>> begin Excerpted data
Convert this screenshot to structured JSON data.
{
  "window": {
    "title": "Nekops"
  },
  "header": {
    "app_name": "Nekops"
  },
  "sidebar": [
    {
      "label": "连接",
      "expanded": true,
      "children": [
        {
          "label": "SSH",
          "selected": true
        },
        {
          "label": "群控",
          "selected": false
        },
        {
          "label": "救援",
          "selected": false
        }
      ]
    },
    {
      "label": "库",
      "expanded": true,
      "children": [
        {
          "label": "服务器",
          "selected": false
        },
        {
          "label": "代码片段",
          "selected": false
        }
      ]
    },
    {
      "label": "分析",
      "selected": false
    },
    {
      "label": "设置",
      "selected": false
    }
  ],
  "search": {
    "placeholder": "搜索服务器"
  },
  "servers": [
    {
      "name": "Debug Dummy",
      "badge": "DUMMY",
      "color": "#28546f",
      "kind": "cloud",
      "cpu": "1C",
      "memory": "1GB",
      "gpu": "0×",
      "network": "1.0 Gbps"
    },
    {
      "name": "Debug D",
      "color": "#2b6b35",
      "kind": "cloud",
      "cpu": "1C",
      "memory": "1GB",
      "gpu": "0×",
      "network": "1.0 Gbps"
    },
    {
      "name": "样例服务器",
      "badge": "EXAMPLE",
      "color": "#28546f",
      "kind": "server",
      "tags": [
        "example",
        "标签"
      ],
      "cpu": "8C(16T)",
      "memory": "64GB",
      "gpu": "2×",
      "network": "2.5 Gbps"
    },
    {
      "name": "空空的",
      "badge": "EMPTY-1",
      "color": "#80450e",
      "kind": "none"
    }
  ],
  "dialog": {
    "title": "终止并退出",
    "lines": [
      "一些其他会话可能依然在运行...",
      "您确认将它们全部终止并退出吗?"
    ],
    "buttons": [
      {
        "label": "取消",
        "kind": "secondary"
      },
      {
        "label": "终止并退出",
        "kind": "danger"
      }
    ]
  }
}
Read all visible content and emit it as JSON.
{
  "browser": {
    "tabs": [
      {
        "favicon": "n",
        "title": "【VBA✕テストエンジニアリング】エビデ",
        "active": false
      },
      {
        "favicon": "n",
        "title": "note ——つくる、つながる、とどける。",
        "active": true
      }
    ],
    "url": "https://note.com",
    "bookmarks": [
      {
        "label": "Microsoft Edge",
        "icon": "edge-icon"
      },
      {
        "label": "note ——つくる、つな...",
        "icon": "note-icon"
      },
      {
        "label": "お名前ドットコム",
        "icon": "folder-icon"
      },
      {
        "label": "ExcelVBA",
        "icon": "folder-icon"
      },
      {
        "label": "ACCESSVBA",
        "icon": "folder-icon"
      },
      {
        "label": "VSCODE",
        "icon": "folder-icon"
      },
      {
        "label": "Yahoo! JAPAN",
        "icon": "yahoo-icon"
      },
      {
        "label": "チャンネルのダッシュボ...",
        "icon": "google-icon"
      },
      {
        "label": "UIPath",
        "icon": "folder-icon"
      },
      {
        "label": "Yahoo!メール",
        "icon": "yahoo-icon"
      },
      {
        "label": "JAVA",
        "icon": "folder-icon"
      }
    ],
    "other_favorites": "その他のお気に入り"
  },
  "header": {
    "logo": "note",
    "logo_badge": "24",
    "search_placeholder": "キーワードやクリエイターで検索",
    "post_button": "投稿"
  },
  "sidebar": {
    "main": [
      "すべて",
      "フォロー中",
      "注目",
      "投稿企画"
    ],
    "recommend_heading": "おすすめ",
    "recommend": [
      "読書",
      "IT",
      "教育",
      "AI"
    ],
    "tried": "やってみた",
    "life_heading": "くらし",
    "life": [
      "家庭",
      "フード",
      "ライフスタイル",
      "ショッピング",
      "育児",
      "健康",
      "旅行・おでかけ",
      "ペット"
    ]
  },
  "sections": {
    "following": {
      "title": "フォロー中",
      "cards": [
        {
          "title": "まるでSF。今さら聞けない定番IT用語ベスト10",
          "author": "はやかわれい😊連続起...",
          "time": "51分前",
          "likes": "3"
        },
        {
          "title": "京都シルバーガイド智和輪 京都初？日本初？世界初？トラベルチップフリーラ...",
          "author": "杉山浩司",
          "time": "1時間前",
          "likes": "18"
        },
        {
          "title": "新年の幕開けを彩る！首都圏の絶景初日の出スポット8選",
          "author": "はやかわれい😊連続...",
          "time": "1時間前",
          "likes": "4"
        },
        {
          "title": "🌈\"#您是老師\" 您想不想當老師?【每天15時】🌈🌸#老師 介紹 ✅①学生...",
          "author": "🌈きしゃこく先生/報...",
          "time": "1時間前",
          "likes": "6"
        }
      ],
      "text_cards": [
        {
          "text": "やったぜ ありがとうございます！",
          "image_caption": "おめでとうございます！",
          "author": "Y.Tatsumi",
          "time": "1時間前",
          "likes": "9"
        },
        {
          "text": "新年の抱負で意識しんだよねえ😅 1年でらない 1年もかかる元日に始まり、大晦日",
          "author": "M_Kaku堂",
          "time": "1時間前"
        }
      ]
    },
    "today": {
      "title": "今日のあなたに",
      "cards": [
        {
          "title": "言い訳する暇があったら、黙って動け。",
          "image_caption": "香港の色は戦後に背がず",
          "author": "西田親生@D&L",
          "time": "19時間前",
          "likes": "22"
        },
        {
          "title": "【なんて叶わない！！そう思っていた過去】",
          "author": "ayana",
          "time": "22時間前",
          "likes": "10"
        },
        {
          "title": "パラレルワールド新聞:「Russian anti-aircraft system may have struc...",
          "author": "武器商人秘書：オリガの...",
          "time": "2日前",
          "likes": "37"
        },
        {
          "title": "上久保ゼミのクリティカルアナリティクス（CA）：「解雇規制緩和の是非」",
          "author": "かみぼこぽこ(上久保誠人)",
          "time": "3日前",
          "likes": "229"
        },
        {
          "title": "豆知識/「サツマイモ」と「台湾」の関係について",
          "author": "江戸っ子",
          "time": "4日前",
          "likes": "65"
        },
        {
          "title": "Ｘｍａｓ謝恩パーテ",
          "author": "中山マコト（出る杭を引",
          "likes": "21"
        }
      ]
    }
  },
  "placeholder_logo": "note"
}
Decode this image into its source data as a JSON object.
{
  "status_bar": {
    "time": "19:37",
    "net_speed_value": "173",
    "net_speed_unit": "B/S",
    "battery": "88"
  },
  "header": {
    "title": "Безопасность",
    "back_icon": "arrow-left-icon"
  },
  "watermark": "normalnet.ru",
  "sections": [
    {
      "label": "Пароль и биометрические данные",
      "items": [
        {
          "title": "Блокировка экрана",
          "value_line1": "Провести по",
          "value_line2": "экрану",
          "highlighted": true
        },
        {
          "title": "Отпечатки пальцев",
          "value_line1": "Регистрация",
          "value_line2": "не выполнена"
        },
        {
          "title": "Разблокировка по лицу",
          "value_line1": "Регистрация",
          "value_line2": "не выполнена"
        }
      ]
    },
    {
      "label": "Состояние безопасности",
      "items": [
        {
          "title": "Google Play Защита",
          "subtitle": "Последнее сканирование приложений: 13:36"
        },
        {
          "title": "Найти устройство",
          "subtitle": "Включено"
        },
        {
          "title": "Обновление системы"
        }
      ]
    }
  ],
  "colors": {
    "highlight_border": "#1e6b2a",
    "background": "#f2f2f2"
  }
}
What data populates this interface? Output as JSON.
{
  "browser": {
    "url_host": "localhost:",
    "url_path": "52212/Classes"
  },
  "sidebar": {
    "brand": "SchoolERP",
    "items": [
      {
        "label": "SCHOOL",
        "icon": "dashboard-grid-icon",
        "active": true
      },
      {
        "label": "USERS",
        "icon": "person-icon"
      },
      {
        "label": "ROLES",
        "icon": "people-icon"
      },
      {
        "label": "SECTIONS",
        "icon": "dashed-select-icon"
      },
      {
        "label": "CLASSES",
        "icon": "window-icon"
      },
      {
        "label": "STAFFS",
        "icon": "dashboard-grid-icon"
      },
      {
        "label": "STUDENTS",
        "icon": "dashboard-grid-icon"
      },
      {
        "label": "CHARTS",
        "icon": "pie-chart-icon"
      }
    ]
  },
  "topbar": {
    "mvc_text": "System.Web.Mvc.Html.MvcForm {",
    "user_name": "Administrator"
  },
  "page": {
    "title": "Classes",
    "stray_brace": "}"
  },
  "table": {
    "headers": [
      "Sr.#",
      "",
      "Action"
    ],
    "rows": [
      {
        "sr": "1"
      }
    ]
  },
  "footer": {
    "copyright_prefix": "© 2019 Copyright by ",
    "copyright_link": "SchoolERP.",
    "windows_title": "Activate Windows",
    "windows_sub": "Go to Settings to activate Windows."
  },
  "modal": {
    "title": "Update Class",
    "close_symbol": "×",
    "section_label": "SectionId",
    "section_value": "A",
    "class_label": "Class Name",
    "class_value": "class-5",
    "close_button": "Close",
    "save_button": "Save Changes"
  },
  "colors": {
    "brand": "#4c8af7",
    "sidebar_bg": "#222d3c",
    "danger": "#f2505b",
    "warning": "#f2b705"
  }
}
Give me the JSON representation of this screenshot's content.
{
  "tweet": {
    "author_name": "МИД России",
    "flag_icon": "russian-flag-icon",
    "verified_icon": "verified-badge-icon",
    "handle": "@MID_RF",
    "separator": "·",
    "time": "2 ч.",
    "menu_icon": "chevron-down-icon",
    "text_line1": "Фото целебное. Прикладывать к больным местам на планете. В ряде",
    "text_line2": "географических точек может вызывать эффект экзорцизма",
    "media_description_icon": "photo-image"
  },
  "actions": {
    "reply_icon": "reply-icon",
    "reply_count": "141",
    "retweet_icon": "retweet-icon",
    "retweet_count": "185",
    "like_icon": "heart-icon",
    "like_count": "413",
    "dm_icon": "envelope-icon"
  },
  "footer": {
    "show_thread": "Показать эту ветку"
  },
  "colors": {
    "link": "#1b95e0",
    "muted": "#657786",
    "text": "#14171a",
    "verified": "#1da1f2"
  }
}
>> end Excerpted data
Look through the entries above; copy each line where the string "verified" appears.

    "verified_icon": "verified-badge-icon",
    "verified": "#1da1f2"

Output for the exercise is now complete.